* **Exercise task**: Reproduce exactly the lines beginning with the line that contains "What's the underlying" and ending at the final line of the material below.

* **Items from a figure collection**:
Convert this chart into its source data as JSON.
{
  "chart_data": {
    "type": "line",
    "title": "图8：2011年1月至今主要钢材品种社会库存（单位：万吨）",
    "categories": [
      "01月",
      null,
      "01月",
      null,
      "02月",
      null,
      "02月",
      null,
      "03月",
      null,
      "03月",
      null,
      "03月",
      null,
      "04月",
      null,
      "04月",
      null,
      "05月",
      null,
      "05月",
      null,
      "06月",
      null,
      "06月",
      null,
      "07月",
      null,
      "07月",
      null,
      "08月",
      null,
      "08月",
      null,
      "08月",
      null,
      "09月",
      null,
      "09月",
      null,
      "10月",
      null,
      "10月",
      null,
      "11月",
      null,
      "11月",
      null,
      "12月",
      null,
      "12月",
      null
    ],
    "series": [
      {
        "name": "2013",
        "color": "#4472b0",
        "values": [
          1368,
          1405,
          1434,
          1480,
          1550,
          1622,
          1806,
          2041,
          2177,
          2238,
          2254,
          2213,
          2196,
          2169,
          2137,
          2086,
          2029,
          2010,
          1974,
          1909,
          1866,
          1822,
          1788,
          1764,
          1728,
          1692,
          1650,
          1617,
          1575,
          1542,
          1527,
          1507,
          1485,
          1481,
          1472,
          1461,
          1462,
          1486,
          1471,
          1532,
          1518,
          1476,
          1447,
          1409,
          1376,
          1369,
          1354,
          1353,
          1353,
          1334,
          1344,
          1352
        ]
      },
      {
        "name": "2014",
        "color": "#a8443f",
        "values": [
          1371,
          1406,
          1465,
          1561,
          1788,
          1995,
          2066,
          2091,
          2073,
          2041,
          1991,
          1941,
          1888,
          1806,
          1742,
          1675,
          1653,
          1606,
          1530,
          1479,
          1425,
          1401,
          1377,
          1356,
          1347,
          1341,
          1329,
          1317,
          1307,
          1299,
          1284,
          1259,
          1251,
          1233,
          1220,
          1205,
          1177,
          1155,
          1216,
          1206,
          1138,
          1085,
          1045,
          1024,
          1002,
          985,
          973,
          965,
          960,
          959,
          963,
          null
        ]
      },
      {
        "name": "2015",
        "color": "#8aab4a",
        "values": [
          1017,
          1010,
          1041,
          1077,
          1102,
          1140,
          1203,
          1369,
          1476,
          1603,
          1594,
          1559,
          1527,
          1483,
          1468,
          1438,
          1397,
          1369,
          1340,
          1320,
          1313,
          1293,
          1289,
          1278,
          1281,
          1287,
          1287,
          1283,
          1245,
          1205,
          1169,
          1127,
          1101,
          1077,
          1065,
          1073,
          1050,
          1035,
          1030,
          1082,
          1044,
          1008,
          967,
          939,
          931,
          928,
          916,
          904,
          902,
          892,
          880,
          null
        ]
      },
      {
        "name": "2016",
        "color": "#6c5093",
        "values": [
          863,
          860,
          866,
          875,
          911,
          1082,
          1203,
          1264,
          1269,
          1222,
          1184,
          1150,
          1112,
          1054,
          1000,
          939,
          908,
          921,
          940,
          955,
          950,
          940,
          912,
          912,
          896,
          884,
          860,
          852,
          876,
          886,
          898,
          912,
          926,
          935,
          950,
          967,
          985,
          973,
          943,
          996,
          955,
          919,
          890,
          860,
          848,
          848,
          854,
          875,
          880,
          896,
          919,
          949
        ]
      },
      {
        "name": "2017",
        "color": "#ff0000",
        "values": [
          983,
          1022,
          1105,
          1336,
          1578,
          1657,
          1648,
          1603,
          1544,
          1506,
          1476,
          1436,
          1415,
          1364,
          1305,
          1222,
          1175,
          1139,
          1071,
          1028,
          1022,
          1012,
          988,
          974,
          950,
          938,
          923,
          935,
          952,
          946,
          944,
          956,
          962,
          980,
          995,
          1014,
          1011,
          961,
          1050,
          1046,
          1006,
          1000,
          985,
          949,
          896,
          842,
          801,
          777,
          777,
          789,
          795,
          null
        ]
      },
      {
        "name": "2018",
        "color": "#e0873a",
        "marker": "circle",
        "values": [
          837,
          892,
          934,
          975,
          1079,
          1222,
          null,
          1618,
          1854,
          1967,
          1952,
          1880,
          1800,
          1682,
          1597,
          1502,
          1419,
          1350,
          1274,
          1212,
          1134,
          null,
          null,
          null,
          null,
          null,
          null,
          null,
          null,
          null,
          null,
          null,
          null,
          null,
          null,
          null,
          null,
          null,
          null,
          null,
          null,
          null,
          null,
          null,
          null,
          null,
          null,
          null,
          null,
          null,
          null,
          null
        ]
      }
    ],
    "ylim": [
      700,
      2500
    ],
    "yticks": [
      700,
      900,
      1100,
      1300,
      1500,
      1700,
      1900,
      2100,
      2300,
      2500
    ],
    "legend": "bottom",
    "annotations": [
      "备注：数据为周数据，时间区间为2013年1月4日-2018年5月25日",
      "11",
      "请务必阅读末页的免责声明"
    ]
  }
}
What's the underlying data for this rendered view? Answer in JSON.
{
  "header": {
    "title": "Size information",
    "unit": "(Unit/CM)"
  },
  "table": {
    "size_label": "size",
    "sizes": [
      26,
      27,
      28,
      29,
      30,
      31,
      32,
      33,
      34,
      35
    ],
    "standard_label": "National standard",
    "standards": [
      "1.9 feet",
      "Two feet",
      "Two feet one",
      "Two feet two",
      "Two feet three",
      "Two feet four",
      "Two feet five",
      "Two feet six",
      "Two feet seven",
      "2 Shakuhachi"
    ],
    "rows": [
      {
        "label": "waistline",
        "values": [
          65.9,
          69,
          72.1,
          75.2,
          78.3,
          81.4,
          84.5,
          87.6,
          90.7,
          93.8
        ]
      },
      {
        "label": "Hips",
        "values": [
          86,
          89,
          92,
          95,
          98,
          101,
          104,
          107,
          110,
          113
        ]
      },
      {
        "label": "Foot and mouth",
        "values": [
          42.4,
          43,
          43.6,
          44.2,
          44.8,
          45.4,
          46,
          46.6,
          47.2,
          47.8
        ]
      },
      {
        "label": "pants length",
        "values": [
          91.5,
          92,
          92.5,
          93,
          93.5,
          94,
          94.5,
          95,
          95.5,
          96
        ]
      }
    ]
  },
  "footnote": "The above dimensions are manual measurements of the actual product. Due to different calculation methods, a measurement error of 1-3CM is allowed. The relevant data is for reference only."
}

* **Exercise answer**:
What's the underlying data for this rendered view? Answer in JSON.
{
  "header": {
    "title": "Size information",
    "unit": "(Unit/CM)"
  },
  "table": {
    "size_label": "size",
    "sizes": [
      26,
      27,
      28,
      29,
      30,
      31,
      32,
      33,
      34,
      35
    ],
    "standard_label": "National standard",
    "standards": [
      "1.9 feet",
      "Two feet",
      "Two feet one",
      "Two feet two",
      "Two feet three",
      "Two feet four",
      "Two feet five",
      "Two feet six",
      "Two feet seven",
      "2 Shakuhachi"
    ],
    "rows": [
      {
        "label": "waistline",
        "values": [
          65.9,
          69,
          72.1,
          75.2,
          78.3,
          81.4,
          84.5,
          87.6,
          90.7,
          93.8
        ]
      },
      {
        "label": "Hips",
        "values": [
          86,
          89,
          92,
          95,
          98,
          101,
          104,
          107,
          110,
          113
        ]
      },
      {
        "label": "Foot and mouth",
        "values": [
          42.4,
          43,
          43.6,
          44.2,
          44.8,
          45.4,
          46,
          46.6,
          47.2,
          47.8
        ]
      },
      {
        "label": "pants length",
        "values": [
          91.5,
          92,
          92.5,
          93,
          93.5,
          94,
          94.5,
          95,
          95.5,
          96
        ]
      }
    ]
  },
  "footnote": "The above dimensions are manual measurements of the actual product. Due to different calculation methods, a measurement error of 1-3CM is allowed. The relevant data is for reference only."
}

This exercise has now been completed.